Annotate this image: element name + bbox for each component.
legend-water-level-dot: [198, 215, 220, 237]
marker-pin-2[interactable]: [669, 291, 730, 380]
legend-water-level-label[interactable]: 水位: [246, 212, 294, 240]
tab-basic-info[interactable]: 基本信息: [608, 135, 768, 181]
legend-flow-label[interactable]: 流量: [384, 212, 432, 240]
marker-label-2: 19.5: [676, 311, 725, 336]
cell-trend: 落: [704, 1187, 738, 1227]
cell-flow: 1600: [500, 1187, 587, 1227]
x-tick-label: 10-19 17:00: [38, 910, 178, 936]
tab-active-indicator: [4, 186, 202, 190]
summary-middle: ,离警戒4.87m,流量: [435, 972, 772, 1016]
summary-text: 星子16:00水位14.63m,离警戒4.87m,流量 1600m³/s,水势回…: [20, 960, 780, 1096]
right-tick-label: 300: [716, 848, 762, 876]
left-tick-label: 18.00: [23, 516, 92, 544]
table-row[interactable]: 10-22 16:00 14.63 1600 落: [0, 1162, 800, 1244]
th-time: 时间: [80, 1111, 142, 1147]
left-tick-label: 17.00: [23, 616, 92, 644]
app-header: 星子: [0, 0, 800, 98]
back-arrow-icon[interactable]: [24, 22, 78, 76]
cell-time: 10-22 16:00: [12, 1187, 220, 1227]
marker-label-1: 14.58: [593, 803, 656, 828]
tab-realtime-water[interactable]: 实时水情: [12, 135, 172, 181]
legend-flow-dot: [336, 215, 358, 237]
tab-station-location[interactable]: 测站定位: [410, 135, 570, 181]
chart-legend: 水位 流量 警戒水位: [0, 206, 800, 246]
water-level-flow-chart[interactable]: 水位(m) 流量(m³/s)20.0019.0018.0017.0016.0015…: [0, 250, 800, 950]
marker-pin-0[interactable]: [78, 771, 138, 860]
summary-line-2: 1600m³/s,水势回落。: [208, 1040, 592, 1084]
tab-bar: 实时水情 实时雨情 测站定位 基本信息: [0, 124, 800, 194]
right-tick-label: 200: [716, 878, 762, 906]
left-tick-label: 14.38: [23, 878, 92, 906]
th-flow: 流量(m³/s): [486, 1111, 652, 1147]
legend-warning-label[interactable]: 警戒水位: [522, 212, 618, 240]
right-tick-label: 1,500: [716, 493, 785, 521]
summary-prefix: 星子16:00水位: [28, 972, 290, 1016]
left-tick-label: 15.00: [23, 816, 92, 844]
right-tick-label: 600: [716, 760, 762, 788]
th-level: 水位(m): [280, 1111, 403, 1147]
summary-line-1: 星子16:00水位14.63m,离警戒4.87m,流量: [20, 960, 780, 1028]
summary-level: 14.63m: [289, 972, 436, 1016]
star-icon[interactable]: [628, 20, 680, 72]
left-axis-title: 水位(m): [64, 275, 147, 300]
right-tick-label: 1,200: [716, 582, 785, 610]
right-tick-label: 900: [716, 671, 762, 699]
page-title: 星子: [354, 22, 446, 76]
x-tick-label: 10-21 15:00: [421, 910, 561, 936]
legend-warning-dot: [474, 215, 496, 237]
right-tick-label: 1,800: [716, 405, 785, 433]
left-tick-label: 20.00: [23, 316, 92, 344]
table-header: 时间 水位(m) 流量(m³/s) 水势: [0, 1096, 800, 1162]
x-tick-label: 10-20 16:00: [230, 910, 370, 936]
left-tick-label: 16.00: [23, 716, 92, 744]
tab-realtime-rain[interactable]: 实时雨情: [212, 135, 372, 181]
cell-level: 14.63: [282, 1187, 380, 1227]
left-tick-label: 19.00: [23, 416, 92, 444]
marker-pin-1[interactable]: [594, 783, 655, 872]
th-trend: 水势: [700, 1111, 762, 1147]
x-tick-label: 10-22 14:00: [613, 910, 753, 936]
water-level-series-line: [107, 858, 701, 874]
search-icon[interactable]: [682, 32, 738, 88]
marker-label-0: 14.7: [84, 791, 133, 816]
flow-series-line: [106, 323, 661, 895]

● ● ● ● ● ● ●

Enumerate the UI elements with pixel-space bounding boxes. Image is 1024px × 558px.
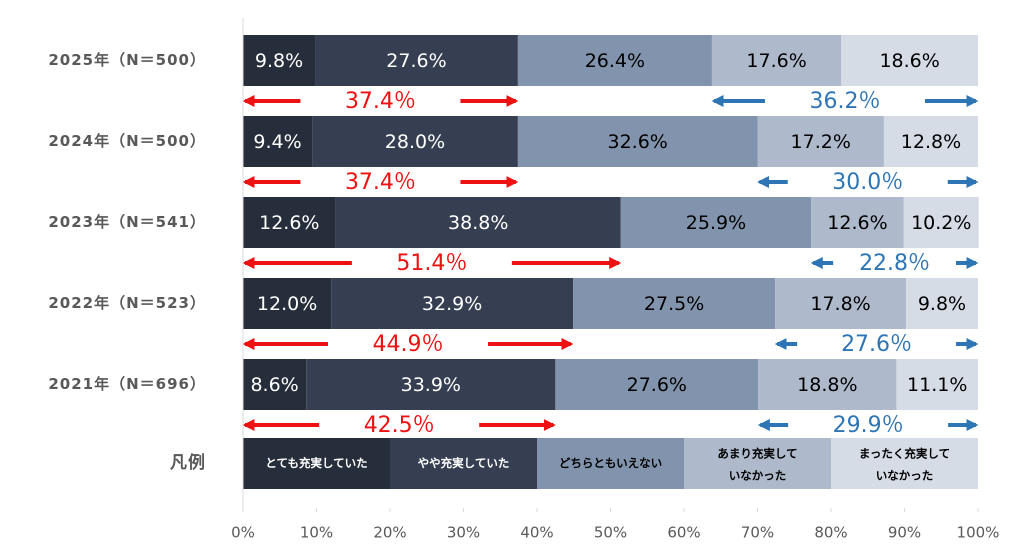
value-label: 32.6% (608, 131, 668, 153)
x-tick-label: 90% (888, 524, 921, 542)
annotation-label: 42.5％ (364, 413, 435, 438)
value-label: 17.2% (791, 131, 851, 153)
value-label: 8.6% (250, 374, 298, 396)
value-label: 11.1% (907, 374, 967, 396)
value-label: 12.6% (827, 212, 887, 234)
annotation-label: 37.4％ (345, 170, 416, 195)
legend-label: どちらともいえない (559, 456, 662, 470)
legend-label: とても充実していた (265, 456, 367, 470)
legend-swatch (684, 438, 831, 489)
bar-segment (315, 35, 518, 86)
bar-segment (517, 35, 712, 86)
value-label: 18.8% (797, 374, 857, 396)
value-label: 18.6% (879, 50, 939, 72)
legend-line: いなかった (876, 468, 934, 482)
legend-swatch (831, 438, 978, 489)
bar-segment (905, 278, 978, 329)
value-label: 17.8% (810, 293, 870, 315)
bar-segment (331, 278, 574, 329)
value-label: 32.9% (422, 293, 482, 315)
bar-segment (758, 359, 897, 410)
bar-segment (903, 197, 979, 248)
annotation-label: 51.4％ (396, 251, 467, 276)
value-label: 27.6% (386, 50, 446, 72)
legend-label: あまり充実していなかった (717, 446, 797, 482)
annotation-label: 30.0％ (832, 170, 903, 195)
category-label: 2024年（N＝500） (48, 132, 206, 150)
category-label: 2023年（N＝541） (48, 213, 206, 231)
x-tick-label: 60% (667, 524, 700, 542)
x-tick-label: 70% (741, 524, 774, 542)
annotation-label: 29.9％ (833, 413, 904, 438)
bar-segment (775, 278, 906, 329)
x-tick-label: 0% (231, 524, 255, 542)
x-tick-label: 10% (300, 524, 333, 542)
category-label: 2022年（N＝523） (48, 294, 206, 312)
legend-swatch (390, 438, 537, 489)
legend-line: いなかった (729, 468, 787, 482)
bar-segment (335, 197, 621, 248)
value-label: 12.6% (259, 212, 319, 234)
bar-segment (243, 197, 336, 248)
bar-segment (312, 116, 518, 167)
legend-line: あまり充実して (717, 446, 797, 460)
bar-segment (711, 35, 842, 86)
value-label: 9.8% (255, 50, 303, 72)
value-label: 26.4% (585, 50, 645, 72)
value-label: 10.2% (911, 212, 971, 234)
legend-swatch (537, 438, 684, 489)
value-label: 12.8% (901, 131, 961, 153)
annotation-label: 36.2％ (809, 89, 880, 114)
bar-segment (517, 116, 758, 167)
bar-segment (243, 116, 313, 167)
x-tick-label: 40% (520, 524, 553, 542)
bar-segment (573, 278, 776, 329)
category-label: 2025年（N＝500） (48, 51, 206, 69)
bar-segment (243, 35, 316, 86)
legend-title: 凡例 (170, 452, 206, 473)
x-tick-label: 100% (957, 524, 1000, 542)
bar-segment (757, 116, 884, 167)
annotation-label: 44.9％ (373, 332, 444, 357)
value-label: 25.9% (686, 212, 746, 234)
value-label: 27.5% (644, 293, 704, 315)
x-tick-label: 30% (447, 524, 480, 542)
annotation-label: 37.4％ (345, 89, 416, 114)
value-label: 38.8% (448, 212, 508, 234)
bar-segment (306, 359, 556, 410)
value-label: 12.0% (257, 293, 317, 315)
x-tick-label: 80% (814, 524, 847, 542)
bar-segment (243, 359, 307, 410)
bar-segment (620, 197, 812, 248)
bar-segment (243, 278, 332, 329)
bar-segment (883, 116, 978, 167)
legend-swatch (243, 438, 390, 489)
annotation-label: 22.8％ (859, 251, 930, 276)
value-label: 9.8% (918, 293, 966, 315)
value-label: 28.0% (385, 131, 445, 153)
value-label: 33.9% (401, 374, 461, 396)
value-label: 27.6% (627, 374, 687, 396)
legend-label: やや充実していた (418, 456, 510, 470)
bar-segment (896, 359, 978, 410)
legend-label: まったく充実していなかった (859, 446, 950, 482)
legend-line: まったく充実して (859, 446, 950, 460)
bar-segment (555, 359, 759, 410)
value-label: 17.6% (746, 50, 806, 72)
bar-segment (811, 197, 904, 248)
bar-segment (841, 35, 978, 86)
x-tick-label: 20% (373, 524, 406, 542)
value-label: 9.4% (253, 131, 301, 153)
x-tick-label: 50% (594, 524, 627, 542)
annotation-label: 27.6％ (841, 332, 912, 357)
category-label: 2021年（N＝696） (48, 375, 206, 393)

● ● ● ● ● ● ●

- PROBLEM
Change "value-label" to "data-label" in the records from the line with "value-label: 32.6% (608, 131, 668, 153)" up to and including the line with "legend-line: いなかった (729, 468, 787, 482)". Give only those lines, with everything else left as it is.

- SOLUTION TO THE EXERCISE
data-label: 32.6% (608, 131, 668, 153)
x-tick-label: 90% (888, 524, 921, 542)
annotation-label: 42.5％ (364, 413, 435, 438)
data-label: 17.2% (791, 131, 851, 153)
data-label: 8.6% (250, 374, 298, 396)
data-label: 11.1% (907, 374, 967, 396)
data-label: 12.6% (827, 212, 887, 234)
annotation-label: 37.4％ (345, 170, 416, 195)
legend-label: どちらともいえない (559, 456, 662, 470)
legend-label: とても充実していた (265, 456, 367, 470)
legend-swatch (684, 438, 831, 489)
bar-segment (315, 35, 518, 86)
bar-segment (517, 35, 712, 86)
data-label: 18.8% (797, 374, 857, 396)
data-label: 18.6% (879, 50, 939, 72)
legend-line: いなかった (876, 468, 934, 482)
legend-swatch (831, 438, 978, 489)
bar-segment (905, 278, 978, 329)
data-label: 17.8% (810, 293, 870, 315)
bar-segment (331, 278, 574, 329)
data-label: 32.9% (422, 293, 482, 315)
bar-segment (758, 359, 897, 410)
bar-segment (903, 197, 979, 248)
annotation-label: 51.4％ (396, 251, 467, 276)
data-label: 27.6% (386, 50, 446, 72)
legend-label: あまり充実していなかった (717, 446, 797, 482)
annotation-label: 30.0％ (832, 170, 903, 195)
category-label: 2024年（N＝500） (48, 132, 206, 150)
category-label: 2023年（N＝541） (48, 213, 206, 231)
x-tick-label: 60% (667, 524, 700, 542)
x-tick-label: 70% (741, 524, 774, 542)
annotation-label: 29.9％ (833, 413, 904, 438)
bar-segment (775, 278, 906, 329)
x-tick-label: 0% (231, 524, 255, 542)
x-tick-label: 10% (300, 524, 333, 542)
category-label: 2022年（N＝523） (48, 294, 206, 312)
legend-swatch (390, 438, 537, 489)
legend-line: いなかった (729, 468, 787, 482)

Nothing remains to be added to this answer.